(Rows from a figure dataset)
====

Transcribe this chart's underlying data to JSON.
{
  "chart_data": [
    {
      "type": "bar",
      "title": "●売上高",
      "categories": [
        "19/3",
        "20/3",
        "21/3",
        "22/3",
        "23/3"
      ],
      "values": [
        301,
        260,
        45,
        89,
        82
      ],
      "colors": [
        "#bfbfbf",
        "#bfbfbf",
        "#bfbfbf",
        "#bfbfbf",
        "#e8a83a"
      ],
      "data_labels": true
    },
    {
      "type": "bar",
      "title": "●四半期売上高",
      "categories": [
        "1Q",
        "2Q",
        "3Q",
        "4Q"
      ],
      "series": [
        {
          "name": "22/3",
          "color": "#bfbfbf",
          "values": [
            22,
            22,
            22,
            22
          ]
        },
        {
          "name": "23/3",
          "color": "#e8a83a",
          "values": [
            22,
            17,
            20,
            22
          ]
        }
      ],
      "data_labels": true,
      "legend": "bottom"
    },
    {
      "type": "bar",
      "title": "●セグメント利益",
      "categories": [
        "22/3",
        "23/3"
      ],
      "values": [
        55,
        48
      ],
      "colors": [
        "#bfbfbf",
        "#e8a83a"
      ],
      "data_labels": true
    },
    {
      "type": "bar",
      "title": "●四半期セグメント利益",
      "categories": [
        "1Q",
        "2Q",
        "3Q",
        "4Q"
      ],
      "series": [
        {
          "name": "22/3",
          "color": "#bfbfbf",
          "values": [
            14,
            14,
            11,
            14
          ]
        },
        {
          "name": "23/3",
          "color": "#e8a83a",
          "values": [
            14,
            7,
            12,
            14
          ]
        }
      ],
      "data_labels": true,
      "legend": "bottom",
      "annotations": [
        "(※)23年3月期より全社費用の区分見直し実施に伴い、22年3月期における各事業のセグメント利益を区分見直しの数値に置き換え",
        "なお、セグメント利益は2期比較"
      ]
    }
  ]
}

====

Write out every record shown above, word for word.

= Answer to the task =
Transcribe this chart's underlying data to JSON.
{
  "chart_data": [
    {
      "type": "bar",
      "title": "●売上高",
      "categories": [
        "19/3",
        "20/3",
        "21/3",
        "22/3",
        "23/3"
      ],
      "values": [
        301,
        260,
        45,
        89,
        82
      ],
      "colors": [
        "#bfbfbf",
        "#bfbfbf",
        "#bfbfbf",
        "#bfbfbf",
        "#e8a83a"
      ],
      "data_labels": true
    },
    {
      "type": "bar",
      "title": "●四半期売上高",
      "categories": [
        "1Q",
        "2Q",
        "3Q",
        "4Q"
      ],
      "series": [
        {
          "name": "22/3",
          "color": "#bfbfbf",
          "values": [
            22,
            22,
            22,
            22
          ]
        },
        {
          "name": "23/3",
          "color": "#e8a83a",
          "values": [
            22,
            17,
            20,
            22
          ]
        }
      ],
      "data_labels": true,
      "legend": "bottom"
    },
    {
      "type": "bar",
      "title": "●セグメント利益",
      "categories": [
        "22/3",
        "23/3"
      ],
      "values": [
        55,
        48
      ],
      "colors": [
        "#bfbfbf",
        "#e8a83a"
      ],
      "data_labels": true
    },
    {
      "type": "bar",
      "title": "●四半期セグメント利益",
      "categories": [
        "1Q",
        "2Q",
        "3Q",
        "4Q"
      ],
      "series": [
        {
          "name": "22/3",
          "color": "#bfbfbf",
          "values": [
            14,
            14,
            11,
            14
          ]
        },
        {
          "name": "23/3",
          "color": "#e8a83a",
          "values": [
            14,
            7,
            12,
            14
          ]
        }
      ],
      "data_labels": true,
      "legend": "bottom",
      "annotations": [
        "(※)23年3月期より全社費用の区分見直し実施に伴い、22年3月期における各事業のセグメント利益を区分見直しの数値に置き換え",
        "なお、セグメント利益は2期比較"
      ]
    }
  ]
}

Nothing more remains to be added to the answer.